Red Rock Cafe, Fort McDowell Gaming Center, just west of Beeline Highway on Fort McDowell Road, 837-1424. Hours: Breakfast, Monday, midnight to 5 a.m.; Tuesday through Friday, midnight to 10 a.m.; Saturday and Sunday, midnight to 11 a.m.; Lunch, Monday, 10 a.m. to 3:30 p.m.; Tuesday through Friday, 11 a.m. to 3:30 p.m.; Saturday and Sunday, noon to 3:30 p.m.; Dinner, 4 to 11 p.m., seven days a week. The fare at Fort McDowell's Red Rock Cafe did have one remarkable quality: It made the Harvest Restaurant look good in comparison. Unlike the Harvest Restaurant, the Red Rock Cafe sports a dull, generic, coffee-shop look designed to make you eager to return to the casino. There are some negligible bits of greenery and mostly bare walls, except for a few historic landscape photographs and pictures of Indian notables. Color is supplied by your fellow patrons, most of whom seemed to be bola-tied Milwaukee retirees and their bingo-obsessed wives. Before you decide to eat here, ask yourself this crucial question: Do you like mayonnaise? Though this is an Indian enterprise, it's catered like a Midwestern church social. Take the macaroni salad, slathered with enough mayonnaise to throw a herd of buffalo into cardiac arrest. Or the Dan Quayle-inspired potatoe salad, dripping with hundreds of flavorless calories. There is something called Southwestern macaroni salad, too. Apparently, adding a few red beans and a handful of baby corn to any pasta dish automatically turns it into a regional specialty.

You could get the meal started in two other ways, neither a significant improvement. On the evening I visited, guests could have ladled themselves out a thin, watery tomato vegetable broth. Or they could have foraged at the greenery table, loading up on exotic delights like cherry tomatoes, pickled beets and kidney beans.

Each evening the Red Rock Cafe features three main dishes. Don't get your expectations up.

Barbecued ribs are wretched. You know those fragrant specimens, laden with butter-soft meat and moistened with tangy barbecue that you get at places like Honey Bear's? Well, Red Rock Cafe doesn't have them. Instead, it has a chafing tray full of gristly, fatty bones that even in retrospect make me uncomfortable. Entree option number two was game hen. That's a euphemism for puny, bony chicken, fowl not remotely worth clucking over. Breaded catfish fillet had the virtue of palatability, which immediately assures it a spot in Red Rock Cafe's culinary hall of fame. The thick, meaty fillets come battered and fried, neither too greasy nor too dried out. No wonder the staff had to keep replenishing this tray, while the ribs and chicken lingered.

To avoid starvation, amble over to the side dishes, where the Red Rock Cafe bats .500. Corn cobbettes, drowned in a scary-looking vat of yellow liquid, strike out. So do the flavorless beans. But somebody had the good sense to cook up wedges of butternut squash and sprinkle brown sugar over them. And the medley of steamed broccoli and cauliflower is simple and effective, as long as you don't ruin it by adding the "cheese" sauce in the adjacent tub.

What's for dessert? You guessed it--Jell-O. And that's a highlight. There are three odd-looking, odd-tasting mousses--chocolate, vanilla, strawberry--that will lead no one into the Valley of Temptation. Cherry pie--all glunk, no cherries--is abysmal. Best bet: Track down a chocolate chip cookie--like the catfish, they also go fast.

I've been to Vegas often enough not to expect much in the way of casino buffet food. After all, casinos are in the gambling business, not the food-service industry. And nobody goes to a casino just to eat. But clearly, Fort McDowell and Harrah's can do better. Whatever you've come here to feed--a machine or your belly--it's a bad bet.
■ ■ ■ ■ ■
[Tasks to complete]:
1. Answer these questions from the Red Rock Cafe review:
(a) What are the cafe's dinner hours?
(b) How many main dishes does the cafe feature each evening?
(c) Which tray did the staff have to keep replenishing?
2. Please pull out the passage of the Red Rock Cafe review from "To avoid starvation, amble" up to and including "also go fast.", copied word for word.
■ ■ ■ ■ ■
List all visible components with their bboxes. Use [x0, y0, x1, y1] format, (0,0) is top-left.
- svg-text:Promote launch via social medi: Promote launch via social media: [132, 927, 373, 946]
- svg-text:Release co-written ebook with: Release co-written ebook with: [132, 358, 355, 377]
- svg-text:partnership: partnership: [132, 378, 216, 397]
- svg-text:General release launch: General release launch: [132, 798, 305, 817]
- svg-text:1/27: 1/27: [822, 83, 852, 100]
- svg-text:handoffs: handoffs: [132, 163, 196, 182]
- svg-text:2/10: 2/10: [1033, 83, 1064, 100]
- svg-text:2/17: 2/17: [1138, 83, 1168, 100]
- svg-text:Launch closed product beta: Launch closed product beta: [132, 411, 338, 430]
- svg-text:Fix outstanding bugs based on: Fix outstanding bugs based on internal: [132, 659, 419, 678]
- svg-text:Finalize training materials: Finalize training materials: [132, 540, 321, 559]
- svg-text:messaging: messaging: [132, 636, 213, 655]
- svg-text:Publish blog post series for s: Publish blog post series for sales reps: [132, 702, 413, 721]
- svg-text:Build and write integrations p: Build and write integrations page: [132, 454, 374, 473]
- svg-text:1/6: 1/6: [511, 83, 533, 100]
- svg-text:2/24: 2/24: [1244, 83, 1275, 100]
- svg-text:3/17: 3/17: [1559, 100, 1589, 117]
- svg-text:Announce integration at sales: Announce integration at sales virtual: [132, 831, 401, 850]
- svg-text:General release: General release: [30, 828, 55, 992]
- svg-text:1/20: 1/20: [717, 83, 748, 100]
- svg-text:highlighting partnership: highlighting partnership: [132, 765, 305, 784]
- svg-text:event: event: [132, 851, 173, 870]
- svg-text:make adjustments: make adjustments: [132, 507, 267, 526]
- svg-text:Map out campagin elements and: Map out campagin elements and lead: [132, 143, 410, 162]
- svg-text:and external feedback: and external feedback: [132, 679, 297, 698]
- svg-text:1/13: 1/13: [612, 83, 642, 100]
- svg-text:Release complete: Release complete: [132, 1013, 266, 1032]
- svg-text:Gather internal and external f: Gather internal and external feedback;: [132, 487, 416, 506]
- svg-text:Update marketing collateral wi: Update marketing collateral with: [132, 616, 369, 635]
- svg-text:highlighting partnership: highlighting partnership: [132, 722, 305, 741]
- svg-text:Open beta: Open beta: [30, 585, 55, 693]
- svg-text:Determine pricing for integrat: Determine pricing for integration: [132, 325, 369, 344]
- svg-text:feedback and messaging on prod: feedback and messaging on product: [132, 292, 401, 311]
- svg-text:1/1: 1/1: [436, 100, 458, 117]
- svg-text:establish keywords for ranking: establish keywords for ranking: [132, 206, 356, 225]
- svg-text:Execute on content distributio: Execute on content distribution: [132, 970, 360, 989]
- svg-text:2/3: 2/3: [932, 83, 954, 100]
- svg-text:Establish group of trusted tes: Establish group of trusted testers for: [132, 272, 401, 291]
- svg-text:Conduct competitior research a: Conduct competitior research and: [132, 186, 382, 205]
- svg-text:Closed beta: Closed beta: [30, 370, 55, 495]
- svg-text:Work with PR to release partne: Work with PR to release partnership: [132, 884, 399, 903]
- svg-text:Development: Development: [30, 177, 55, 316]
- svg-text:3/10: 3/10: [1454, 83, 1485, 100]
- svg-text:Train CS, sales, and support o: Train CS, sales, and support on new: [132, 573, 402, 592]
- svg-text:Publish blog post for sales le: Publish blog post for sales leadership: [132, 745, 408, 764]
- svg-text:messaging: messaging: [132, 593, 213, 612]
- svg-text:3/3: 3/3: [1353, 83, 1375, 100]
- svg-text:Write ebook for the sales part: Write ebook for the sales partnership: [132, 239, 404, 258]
■ ■ ■ ■ ■
[Expected responses]:
1.
(a) 4 to 11 p.m., seven days a week.
(b) Three.
(c) The breaded catfish fillet tray.

2.
To avoid starvation, amble over to the side dishes, where the Red Rock Cafe bats .500. Corn cobbettes, drowned in a scary-looking vat of yellow liquid, strike out. So do the flavorless beans. But somebody had the good sense to cook up wedges of butternut squash and sprinkle brown sugar over them. And the medley of steamed broccoli and cauliflower is simple and effective, as long as you don't ruin it by adding the "cheese" sauce in the adjacent tub.

What's for dessert? You guessed it--Jell-O. And that's a highlight. There are three odd-looking, odd-tasting mousses--chocolate, vanilla, strawberry--that will lead no one into the Valley of Temptation. Cherry pie--all glunk, no cherries--is abysmal. Best bet: Track down a chocolate chip cookie--like the catfish, they also go fast.